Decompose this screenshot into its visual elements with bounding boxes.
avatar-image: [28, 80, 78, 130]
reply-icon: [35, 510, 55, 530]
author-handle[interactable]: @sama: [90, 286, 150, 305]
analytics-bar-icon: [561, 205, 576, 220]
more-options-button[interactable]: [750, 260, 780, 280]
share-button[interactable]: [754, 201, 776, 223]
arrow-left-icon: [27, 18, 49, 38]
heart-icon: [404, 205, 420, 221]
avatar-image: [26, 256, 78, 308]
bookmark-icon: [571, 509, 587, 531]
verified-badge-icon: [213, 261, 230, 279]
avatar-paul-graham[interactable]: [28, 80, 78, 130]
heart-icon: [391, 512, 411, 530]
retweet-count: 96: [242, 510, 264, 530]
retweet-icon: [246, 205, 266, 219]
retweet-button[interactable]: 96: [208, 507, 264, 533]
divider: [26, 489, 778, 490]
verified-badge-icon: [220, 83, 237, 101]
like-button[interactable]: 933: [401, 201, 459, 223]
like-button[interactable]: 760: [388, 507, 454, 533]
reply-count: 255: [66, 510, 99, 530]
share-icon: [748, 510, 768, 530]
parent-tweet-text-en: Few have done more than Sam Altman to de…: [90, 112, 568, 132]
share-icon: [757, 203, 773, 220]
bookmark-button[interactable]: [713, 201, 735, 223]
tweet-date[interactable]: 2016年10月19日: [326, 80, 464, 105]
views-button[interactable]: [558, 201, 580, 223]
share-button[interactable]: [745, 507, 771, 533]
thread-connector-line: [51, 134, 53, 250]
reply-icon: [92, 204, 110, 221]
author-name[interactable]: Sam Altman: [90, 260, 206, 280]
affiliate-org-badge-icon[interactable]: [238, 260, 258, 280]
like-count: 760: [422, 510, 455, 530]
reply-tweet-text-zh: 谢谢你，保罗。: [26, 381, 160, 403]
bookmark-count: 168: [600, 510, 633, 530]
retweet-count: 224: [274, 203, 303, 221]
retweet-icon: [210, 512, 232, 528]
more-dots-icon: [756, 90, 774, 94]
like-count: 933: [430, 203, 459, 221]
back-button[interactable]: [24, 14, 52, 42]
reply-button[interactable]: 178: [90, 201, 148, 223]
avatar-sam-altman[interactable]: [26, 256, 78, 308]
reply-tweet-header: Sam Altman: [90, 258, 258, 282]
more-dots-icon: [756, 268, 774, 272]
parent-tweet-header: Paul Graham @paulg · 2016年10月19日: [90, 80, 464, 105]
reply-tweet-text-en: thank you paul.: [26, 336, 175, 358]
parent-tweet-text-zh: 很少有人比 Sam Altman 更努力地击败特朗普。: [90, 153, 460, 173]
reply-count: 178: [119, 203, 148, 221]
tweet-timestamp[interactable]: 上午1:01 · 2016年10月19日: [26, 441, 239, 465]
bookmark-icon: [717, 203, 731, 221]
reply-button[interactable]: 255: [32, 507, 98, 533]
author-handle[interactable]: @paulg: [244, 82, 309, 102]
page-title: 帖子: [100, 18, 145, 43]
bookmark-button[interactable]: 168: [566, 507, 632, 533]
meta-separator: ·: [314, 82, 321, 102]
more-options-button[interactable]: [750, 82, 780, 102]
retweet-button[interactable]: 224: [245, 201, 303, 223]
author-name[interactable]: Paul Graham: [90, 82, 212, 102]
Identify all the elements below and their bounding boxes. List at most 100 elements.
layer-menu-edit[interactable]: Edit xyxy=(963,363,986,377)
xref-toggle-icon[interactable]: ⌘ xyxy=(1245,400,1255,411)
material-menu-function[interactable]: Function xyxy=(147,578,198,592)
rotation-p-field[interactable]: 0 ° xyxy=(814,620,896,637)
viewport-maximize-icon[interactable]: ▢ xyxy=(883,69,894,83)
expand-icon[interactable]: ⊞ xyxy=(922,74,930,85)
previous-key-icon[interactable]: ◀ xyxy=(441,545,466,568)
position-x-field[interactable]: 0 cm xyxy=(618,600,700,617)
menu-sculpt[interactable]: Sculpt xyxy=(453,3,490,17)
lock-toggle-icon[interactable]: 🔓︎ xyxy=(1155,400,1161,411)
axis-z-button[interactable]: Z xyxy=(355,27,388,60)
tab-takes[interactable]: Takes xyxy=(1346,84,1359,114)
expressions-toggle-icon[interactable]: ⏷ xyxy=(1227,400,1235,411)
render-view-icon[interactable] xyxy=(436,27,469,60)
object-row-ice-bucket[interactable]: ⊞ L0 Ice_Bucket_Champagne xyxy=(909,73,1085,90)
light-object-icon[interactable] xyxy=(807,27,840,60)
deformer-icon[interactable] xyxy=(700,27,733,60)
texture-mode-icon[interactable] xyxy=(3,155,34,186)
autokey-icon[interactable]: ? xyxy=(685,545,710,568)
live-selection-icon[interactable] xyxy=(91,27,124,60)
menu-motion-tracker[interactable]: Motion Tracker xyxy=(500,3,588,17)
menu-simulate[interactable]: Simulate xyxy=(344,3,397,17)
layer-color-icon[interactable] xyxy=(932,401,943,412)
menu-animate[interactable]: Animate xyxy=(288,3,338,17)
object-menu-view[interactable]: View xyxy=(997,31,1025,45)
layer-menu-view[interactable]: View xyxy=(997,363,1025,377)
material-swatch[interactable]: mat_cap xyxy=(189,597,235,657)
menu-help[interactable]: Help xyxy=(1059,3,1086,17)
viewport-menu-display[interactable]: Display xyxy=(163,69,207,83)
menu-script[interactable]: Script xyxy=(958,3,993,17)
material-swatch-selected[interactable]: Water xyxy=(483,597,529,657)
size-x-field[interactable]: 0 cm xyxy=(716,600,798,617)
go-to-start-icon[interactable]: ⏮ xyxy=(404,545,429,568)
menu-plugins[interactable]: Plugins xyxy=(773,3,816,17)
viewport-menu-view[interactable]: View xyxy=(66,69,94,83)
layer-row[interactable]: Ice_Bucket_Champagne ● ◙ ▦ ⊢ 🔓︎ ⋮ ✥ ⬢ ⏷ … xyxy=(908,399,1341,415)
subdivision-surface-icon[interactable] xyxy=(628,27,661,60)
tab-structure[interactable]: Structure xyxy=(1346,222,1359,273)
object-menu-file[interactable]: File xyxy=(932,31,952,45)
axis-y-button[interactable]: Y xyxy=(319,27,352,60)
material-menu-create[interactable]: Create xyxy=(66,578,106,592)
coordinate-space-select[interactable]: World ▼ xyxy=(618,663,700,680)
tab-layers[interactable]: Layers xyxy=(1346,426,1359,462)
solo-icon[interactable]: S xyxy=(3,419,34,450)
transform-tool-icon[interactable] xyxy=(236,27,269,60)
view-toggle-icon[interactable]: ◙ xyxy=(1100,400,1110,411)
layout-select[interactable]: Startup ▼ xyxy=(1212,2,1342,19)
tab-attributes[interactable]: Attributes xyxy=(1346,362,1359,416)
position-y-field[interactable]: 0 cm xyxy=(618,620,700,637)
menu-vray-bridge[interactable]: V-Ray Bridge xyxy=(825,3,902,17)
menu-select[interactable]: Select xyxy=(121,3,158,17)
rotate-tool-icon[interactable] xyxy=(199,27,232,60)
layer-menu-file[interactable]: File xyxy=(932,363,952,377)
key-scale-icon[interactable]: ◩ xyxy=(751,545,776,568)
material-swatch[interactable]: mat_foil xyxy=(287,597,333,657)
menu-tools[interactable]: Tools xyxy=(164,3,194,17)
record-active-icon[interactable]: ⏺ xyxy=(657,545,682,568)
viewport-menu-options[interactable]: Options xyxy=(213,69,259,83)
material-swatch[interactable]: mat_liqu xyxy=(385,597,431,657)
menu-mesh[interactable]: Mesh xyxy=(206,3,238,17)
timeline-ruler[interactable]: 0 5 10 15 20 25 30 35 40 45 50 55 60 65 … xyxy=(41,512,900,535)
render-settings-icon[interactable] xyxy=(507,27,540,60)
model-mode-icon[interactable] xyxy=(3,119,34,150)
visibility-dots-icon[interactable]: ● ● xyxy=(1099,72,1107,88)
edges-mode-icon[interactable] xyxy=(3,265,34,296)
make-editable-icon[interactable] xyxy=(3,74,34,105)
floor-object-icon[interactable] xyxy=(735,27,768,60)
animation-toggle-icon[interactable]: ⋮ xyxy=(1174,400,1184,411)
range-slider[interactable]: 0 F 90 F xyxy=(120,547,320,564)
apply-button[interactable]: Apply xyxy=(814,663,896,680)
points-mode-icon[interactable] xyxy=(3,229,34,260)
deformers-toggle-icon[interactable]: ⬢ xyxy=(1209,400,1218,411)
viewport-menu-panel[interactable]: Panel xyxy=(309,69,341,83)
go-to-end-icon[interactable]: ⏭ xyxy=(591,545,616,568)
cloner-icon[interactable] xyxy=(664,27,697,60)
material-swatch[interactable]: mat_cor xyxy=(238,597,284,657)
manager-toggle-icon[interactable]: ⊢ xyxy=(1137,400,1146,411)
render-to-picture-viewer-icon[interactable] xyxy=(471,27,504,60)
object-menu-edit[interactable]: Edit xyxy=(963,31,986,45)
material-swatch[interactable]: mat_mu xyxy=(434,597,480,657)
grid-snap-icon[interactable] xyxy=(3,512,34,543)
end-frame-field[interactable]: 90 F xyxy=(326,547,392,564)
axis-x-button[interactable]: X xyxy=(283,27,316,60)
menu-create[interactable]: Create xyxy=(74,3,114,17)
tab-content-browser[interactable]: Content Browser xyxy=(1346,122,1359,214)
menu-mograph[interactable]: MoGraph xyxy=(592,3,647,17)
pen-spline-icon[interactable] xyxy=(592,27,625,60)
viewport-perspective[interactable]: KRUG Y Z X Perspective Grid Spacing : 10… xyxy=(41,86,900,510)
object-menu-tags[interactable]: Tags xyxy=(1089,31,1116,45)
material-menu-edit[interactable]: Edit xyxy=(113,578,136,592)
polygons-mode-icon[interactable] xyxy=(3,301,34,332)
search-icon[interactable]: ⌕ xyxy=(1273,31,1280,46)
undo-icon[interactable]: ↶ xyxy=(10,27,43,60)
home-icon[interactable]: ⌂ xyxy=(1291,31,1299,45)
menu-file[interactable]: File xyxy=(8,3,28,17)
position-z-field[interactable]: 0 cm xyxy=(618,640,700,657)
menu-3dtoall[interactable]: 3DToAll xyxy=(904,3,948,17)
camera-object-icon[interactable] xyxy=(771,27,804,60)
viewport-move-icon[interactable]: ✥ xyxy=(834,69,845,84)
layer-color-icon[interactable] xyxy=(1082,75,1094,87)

======

EXERCISE OBJECTIVE:
Count the lines in the records that contain the string "image" and reply with only the number.

SOLUTION TO THIS PROBLEM:
2